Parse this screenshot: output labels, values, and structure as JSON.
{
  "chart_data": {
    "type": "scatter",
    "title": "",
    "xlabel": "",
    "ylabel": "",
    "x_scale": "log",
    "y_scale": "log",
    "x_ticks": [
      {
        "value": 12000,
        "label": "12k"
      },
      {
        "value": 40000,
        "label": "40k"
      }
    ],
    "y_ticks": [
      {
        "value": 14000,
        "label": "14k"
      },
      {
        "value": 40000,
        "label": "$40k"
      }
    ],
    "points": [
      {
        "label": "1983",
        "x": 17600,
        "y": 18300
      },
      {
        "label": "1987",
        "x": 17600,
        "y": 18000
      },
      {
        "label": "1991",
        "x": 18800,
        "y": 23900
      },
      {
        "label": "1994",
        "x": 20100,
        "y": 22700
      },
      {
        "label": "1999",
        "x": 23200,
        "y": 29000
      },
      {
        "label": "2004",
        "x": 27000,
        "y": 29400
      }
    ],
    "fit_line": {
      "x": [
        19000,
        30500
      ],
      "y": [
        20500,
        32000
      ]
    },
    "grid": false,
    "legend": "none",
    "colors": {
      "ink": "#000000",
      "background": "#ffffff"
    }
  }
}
......
▸ **Given task**
Output every record above exactly as it appears.

▸ **Exercise output**
Parse this screenshot: output labels, values, and structure as JSON.
{
  "chart_data": {
    "type": "scatter",
    "title": "",
    "xlabel": "",
    "ylabel": "",
    "x_scale": "log",
    "y_scale": "log",
    "x_ticks": [
      {
        "value": 12000,
        "label": "12k"
      },
      {
        "value": 40000,
        "label": "40k"
      }
    ],
    "y_ticks": [
      {
        "value": 14000,
        "label": "14k"
      },
      {
        "value": 40000,
        "label": "$40k"
      }
    ],
    "points": [
      {
        "label": "1983",
        "x": 17600,
        "y": 18300
      },
      {
        "label": "1987",
        "x": 17600,
        "y": 18000
      },
      {
        "label": "1991",
        "x": 18800,
        "y": 23900
      },
      {
        "label": "1994",
        "x": 20100,
        "y": 22700
      },
      {
        "label": "1999",
        "x": 23200,
        "y": 29000
      },
      {
        "label": "2004",
        "x": 27000,
        "y": 29400
      }
    ],
    "fit_line": {
      "x": [
        19000,
        30500
      ],
      "y": [
        20500,
        32000
      ]
    },
    "grid": false,
    "legend": "none",
    "colors": {
      "ink": "#000000",
      "background": "#ffffff"
    }
  }
}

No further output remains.